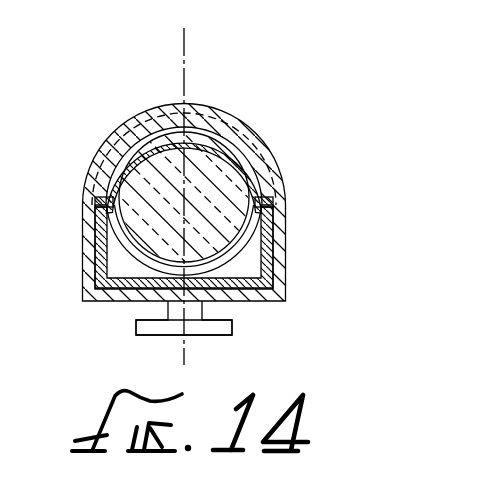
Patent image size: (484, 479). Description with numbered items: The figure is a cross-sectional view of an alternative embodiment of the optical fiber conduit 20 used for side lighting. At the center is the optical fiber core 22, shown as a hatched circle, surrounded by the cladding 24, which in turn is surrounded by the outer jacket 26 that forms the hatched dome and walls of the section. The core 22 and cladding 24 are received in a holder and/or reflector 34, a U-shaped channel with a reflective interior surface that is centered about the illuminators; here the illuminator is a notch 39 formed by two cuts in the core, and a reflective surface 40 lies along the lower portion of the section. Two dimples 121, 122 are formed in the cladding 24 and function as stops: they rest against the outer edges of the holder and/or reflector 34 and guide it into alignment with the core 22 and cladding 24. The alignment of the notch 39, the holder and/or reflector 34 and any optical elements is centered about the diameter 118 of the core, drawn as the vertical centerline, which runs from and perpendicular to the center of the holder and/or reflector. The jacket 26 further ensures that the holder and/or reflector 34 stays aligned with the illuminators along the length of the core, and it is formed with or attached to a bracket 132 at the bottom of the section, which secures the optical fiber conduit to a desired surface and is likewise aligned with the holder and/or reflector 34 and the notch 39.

The optical fiber conduit 20 is at (195, 224).
The optical fiber core 22 is at (208, 162).
The cladding 24 is at (232, 126).
The jacket 26 is at (103, 303).
The holder and/or reflector 34 is at (266, 219).
The notch 39 is at (196, 270).
The reflective surface 40 is at (247, 257).
The diameter 118 is at (185, 38).
The dimple 121 is at (103, 193).
The dimple 122 is at (258, 203).
The bracket 132 is at (232, 335).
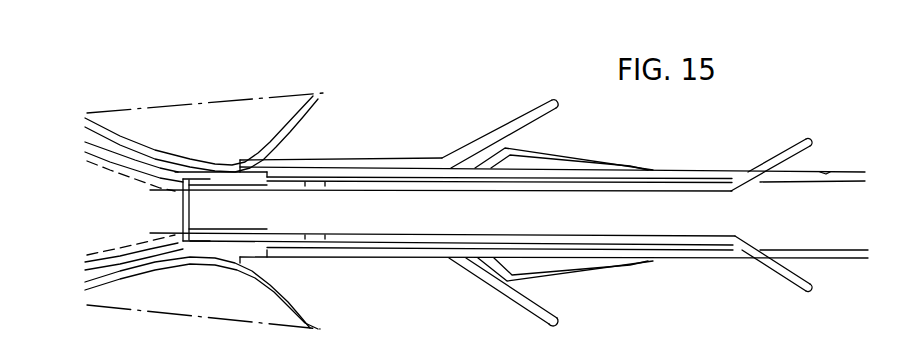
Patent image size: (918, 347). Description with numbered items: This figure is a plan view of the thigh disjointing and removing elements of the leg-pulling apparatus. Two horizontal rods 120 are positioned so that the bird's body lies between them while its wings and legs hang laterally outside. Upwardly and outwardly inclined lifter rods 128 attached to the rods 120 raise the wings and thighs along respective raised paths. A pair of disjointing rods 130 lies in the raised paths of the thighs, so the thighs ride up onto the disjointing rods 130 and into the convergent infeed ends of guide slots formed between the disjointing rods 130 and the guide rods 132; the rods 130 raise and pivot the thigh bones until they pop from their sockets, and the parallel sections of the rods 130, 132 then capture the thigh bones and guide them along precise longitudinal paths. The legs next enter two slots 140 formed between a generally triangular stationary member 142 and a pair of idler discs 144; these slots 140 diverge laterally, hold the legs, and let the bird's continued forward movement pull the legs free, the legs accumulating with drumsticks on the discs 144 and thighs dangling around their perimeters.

The horizontal rods 120 is at (413, 176).
The lifter rods 128 is at (612, 160).
The disjointing rods 130 is at (379, 163).
The guide rods 132 is at (490, 181).
The slots 140 is at (201, 212).
The stationary member 142 is at (162, 214).
The idler discs 144 is at (201, 136).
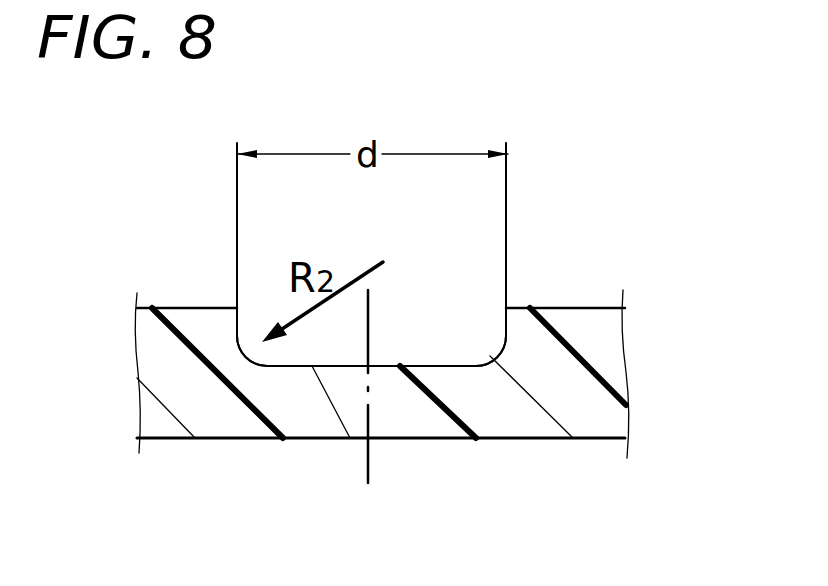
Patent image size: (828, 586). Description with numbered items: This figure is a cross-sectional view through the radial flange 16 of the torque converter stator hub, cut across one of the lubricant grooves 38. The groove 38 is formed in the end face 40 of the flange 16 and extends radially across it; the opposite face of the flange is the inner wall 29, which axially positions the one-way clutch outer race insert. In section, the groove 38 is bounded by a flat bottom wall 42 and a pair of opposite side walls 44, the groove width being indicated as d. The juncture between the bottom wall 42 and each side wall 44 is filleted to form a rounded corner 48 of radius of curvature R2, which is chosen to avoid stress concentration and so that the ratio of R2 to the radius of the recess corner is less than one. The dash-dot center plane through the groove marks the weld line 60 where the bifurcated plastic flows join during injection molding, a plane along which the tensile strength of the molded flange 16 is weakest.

The annular flange 16 is at (578, 392).
The inner wall 29 is at (592, 438).
The lubricant groove 38 is at (392, 345).
The end face 40 is at (597, 310).
The bottom wall 42 is at (335, 368).
The side walls 44 is at (234, 318).
The rounded corner 48 is at (250, 363).
The weld line 60 is at (370, 468).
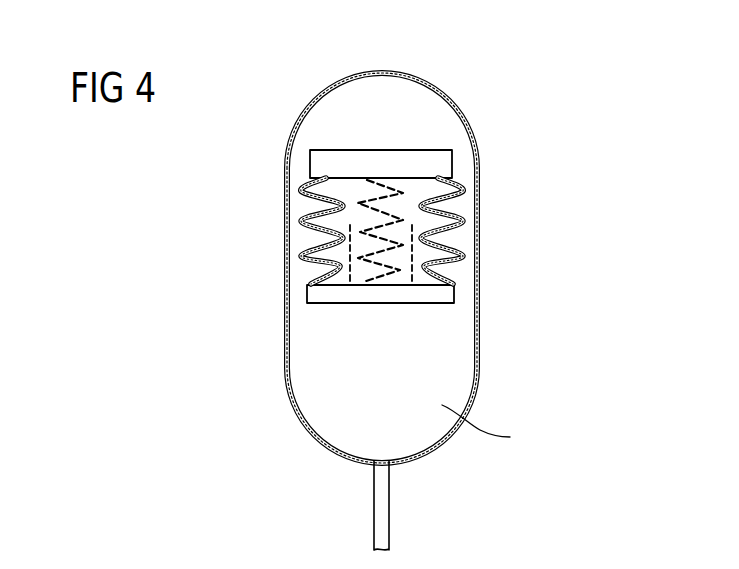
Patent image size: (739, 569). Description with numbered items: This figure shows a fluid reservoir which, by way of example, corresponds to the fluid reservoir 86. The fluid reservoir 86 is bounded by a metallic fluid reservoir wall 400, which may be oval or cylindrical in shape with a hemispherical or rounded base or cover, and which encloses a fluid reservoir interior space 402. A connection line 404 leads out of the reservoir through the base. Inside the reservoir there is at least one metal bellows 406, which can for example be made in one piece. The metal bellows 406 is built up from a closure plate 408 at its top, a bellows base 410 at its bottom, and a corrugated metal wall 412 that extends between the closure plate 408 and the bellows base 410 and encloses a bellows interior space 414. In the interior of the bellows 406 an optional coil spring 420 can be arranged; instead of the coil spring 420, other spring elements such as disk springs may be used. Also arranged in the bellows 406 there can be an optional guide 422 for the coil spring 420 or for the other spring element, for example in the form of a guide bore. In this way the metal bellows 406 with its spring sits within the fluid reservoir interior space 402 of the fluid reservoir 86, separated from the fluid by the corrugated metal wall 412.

The fluid reservoir 86 is at (452, 88).
The metallic fluid reservoir wall 400 is at (468, 130).
The fluid reservoir interior space 402 is at (421, 268).
The connection line 404 is at (390, 515).
The metal bellows 406 is at (450, 233).
The closure plate 408 is at (453, 163).
The bellows base 410 is at (455, 295).
The corrugated metal wall 412 is at (315, 212).
The bellows interior space 414 is at (327, 250).
The coil spring 420 is at (367, 263).
The guide 422 is at (423, 277).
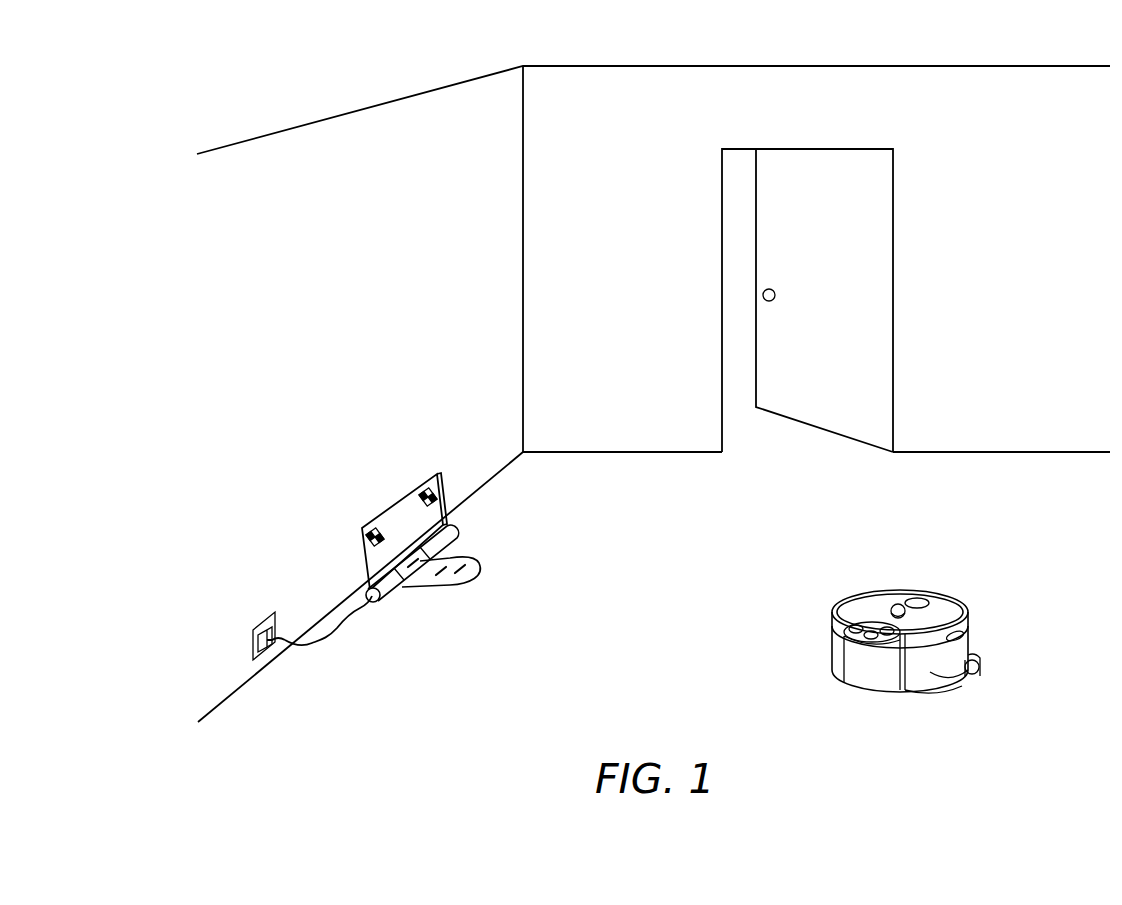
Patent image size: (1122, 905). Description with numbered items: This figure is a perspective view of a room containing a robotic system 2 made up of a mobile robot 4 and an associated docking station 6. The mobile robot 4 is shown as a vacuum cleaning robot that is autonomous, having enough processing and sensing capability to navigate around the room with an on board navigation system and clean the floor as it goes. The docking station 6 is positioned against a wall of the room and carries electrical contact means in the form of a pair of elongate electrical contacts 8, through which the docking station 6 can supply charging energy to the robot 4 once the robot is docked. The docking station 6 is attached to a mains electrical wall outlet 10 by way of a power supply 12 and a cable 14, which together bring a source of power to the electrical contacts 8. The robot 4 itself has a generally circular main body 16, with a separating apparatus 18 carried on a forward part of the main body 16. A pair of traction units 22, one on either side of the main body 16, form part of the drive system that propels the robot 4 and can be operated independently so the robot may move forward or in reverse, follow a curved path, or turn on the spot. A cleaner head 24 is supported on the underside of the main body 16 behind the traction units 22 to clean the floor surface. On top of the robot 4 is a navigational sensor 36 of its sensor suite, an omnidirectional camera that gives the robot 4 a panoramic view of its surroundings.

The robotic system 2 is at (1032, 503).
The mobile robot 4 is at (926, 649).
The docking station 6 is at (386, 485).
The elongate electrical contacts 8 is at (468, 557).
The mains electrical wall outlet 10 is at (263, 623).
The power supply 12 is at (274, 648).
The cable 14 is at (331, 638).
The main body 16 is at (946, 673).
The separating apparatus 18 is at (853, 678).
The traction units 22 is at (940, 692).
The cleaner head 24 is at (981, 668).
The navigational sensor 36 is at (898, 604).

==========

AIM: Reproduce every line of the records word for word, leaving out the pictures.

ANSWER TO THE EXERCISE:
Patent image size: (484, 479). Description with numbered items: The figure is a cross-sectional view of an alternative embodiment of the optical fiber conduit 20 used for side lighting. At the center is the optical fiber core 22, shown as a hatched circle, surrounded by the cladding 24, which in turn is surrounded by the outer jacket 26 that forms the hatched dome and walls of the section. The core 22 and cladding 24 are received in a holder and/or reflector 34, a U-shaped channel with a reflective interior surface that is centered about the illuminators; here the illuminator is a notch 39 formed by two cuts in the core, and a reflective surface 40 lies along the lower portion of the section. Two dimples 121, 122 are formed in the cladding 24 and function as stops: they rest against the outer edges of the holder and/or reflector 34 and guide it into alignment with the core 22 and cladding 24. The alignment of the notch 39, the holder and/or reflector 34 and any optical elements is centered about the diameter 118 of the core, drawn as the vertical centerline, which runs from and perpendicular to the center of the holder and/or reflector. The jacket 26 further ensures that the holder and/or reflector 34 stays aligned with the illuminators along the length of the core, and it is formed with or attached to a bracket 132 at the bottom of the section, which secures the optical fiber conduit to a desired surface and is likewise aligned with the holder and/or reflector 34 and the notch 39.

The optical fiber conduit 20 is at (195, 224).
The optical fiber core 22 is at (208, 162).
The cladding 24 is at (232, 126).
The jacket 26 is at (103, 303).
The holder and/or reflector 34 is at (266, 219).
The notch 39 is at (196, 270).
The reflective surface 40 is at (247, 257).
The diameter 118 is at (185, 38).
The dimple 121 is at (103, 193).
The dimple 122 is at (258, 203).
The bracket 132 is at (232, 335).
Patent image size: (918, 347). Description with numbered items: This figure is a plan view of the thigh disjointing and removing elements of the leg-pulling apparatus. Two horizontal rods 120 are positioned so that the bird's body lies between them while its wings and legs hang laterally outside. Upwardly and outwardly inclined lifter rods 128 attached to the rods 120 raise the wings and thighs along respective raised paths. A pair of disjointing rods 130 lies in the raised paths of the thighs, so the thighs ride up onto the disjointing rods 130 and into the convergent infeed ends of guide slots formed between the disjointing rods 130 and the guide rods 132; the rods 130 raise and pivot the thigh bones until they pop from their sockets, and the parallel sections of the rods 130, 132 then capture the thigh bones and guide them along precise longitudinal paths. The legs next enter two slots 140 formed between a generally triangular stationary member 142 and a pair of idler discs 144; these slots 140 diverge laterally, hold the legs, and let the bird's continued forward movement pull the legs free, the legs accumulating with drumsticks on the discs 144 and thighs dangling around their perimeters.

The horizontal rods 120 is at (413, 176).
The lifter rods 128 is at (612, 160).
The disjointing rods 130 is at (379, 163).
The guide rods 132 is at (490, 181).
The slots 140 is at (201, 212).
The stationary member 142 is at (162, 214).
The idler discs 144 is at (201, 136).
Patent image size: (828, 586). Description with numbered items: This figure is a cross-sectional view through the radial flange 16 of the torque converter stator hub, cut across one of the lubricant grooves 38. The groove 38 is formed in the end face 40 of the flange 16 and extends radially across it; the opposite face of the flange is the inner wall 29, which axially positions the one-way clutch outer race insert. In section, the groove 38 is bounded by a flat bottom wall 42 and a pair of opposite side walls 44, the groove width being indicated as d. The juncture between the bottom wall 42 and each side wall 44 is filleted to form a rounded corner 48 of radius of curvature R2, which is chosen to avoid stress concentration and so that the ratio of R2 to the radius of the recess corner is less than one. The dash-dot center plane through the groove marks the weld line 60 where the bifurcated plastic flows join during injection molding, a plane along which the tensile strength of the molded flange 16 is weakest.

The annular flange 16 is at (578, 392).
The inner wall 29 is at (592, 438).
The lubricant groove 38 is at (392, 345).
The end face 40 is at (597, 310).
The bottom wall 42 is at (335, 368).
The side walls 44 is at (234, 318).
The rounded corner 48 is at (250, 363).
The weld line 60 is at (370, 468).
Patent image size: (739, 569). Description with numbered items: This figure shows a fluid reservoir which, by way of example, corresponds to the fluid reservoir 86. The fluid reservoir 86 is bounded by a metallic fluid reservoir wall 400, which may be oval or cylindrical in shape with a hemispherical or rounded base or cover, and which encloses a fluid reservoir interior space 402. A connection line 404 leads out of the reservoir through the base. Inside the reservoir there is at least one metal bellows 406, which can for example be made in one piece. The metal bellows 406 is built up from a closure plate 408 at its top, a bellows base 410 at its bottom, and a corrugated metal wall 412 that extends between the closure plate 408 and the bellows base 410 and encloses a bellows interior space 414. In the interior of the bellows 406 an optional coil spring 420 can be arranged; instead of the coil spring 420, other spring elements such as disk springs may be used. Also arranged in the bellows 406 there can be an optional guide 422 for the coil spring 420 or for the other spring element, for example in the form of a guide bore. In this way the metal bellows 406 with its spring sits within the fluid reservoir interior space 402 of the fluid reservoir 86, separated from the fluid by the corrugated metal wall 412.

The fluid reservoir 86 is at (452, 88).
The metallic fluid reservoir wall 400 is at (468, 130).
The fluid reservoir interior space 402 is at (421, 268).
The connection line 404 is at (390, 515).
The metal bellows 406 is at (450, 233).
The closure plate 408 is at (453, 163).
The bellows base 410 is at (455, 295).
The corrugated metal wall 412 is at (315, 212).
The bellows interior space 414 is at (327, 250).
The coil spring 420 is at (367, 263).
The guide 422 is at (423, 277).
Patent image size: (1122, 905). Description with numbered items: This figure is a perspective view of a room containing a robotic system 2 made up of a mobile robot 4 and an associated docking station 6. The mobile robot 4 is shown as a vacuum cleaning robot that is autonomous, having enough processing and sensing capability to navigate around the room with an on board navigation system and clean the floor as it goes. The docking station 6 is positioned against a wall of the room and carries electrical contact means in the form of a pair of elongate electrical contacts 8, through which the docking station 6 can supply charging energy to the robot 4 once the robot is docked. The docking station 6 is attached to a mains electrical wall outlet 10 by way of a power supply 12 and a cable 14, which together bring a source of power to the electrical contacts 8. The robot 4 itself has a generally circular main body 16, with a separating apparatus 18 carried on a forward part of the main body 16. A pair of traction units 22, one on either side of the main body 16, form part of the drive system that propels the robot 4 and can be operated independently so the robot may move forward or in reverse, follow a curved path, or turn on the spot. A cleaner head 24 is supported on the underside of the main body 16 behind the traction units 22 to clean the floor surface. On top of the robot 4 is a navigational sensor 36 of its sensor suite, an omnidirectional camera that gives the robot 4 a panoramic view of its surroundings.

The robotic system 2 is at (1032, 503).
The mobile robot 4 is at (926, 649).
The docking station 6 is at (386, 485).
The elongate electrical contacts 8 is at (468, 557).
The mains electrical wall outlet 10 is at (263, 623).
The power supply 12 is at (274, 648).
The cable 14 is at (331, 638).
The main body 16 is at (946, 673).
The separating apparatus 18 is at (853, 678).
The traction units 22 is at (940, 692).
The cleaner head 24 is at (981, 668).
The navigational sensor 36 is at (898, 604).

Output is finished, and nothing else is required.